EXERCISE DIRECTIONS :: State how many lines include "phone", giving the number by itself.

_ _ _ _ _

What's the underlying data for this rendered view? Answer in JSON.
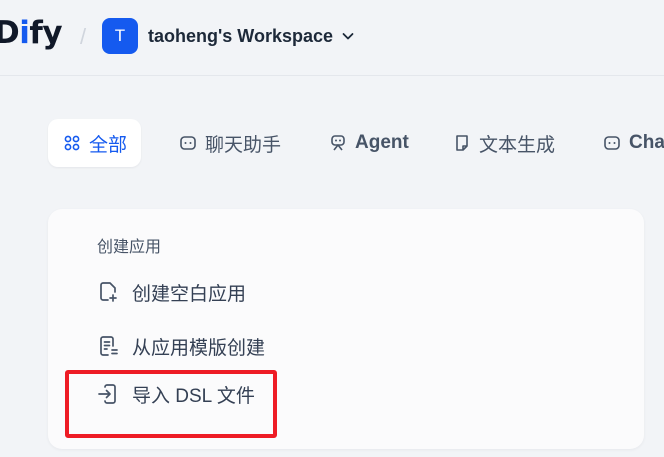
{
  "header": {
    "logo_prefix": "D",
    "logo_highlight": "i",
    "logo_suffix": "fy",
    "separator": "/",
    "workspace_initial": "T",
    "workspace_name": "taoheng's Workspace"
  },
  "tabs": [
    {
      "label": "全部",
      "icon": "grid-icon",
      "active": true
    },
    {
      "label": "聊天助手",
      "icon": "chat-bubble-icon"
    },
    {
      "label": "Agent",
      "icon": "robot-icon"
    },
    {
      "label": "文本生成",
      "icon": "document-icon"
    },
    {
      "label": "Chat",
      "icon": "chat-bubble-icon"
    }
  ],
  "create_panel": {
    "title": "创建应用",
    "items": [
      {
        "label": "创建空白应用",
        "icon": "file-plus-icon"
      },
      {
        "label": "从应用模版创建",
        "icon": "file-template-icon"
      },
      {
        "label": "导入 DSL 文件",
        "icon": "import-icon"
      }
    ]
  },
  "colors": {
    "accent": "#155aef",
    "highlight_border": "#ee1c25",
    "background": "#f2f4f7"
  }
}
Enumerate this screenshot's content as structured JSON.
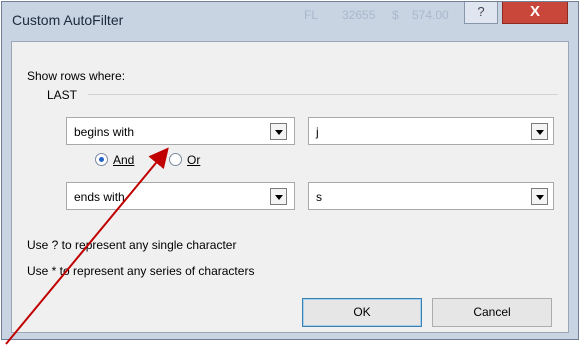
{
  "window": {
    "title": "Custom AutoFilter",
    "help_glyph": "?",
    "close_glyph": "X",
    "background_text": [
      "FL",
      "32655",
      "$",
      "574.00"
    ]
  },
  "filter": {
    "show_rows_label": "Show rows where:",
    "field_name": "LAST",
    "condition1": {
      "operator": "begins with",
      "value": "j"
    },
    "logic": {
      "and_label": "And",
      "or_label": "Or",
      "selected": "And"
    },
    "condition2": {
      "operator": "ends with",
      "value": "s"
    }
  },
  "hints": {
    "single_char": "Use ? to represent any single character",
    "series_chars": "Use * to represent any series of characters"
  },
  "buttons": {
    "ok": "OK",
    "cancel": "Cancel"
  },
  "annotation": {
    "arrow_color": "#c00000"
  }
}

_ _ _ _ _

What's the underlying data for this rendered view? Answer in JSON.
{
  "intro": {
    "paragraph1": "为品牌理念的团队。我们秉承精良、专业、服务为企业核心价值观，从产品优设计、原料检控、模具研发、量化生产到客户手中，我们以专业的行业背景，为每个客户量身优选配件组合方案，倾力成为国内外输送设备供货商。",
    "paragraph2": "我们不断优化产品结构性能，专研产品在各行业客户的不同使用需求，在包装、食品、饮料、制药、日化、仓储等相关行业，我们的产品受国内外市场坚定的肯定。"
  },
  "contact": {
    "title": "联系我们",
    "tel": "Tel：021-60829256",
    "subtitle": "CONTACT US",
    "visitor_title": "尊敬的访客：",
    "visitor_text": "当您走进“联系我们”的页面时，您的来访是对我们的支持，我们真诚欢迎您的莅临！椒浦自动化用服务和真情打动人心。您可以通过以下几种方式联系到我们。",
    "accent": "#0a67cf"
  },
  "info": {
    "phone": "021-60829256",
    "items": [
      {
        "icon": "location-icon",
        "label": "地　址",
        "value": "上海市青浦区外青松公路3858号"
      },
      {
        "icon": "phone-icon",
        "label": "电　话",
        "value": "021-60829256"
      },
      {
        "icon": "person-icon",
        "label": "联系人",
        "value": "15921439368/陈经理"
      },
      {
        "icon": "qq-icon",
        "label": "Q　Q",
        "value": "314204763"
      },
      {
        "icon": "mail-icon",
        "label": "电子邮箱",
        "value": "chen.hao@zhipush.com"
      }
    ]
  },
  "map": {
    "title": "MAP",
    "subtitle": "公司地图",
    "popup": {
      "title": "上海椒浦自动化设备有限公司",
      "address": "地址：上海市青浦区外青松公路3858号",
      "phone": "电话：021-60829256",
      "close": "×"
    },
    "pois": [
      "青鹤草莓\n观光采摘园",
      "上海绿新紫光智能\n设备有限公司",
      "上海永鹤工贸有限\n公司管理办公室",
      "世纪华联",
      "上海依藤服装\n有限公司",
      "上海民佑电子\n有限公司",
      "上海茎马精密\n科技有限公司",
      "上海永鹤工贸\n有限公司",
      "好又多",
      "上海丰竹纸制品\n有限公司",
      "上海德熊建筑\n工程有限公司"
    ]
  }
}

_ _ _ _ _

ANSWER FOR THIS EXERCISE :: 3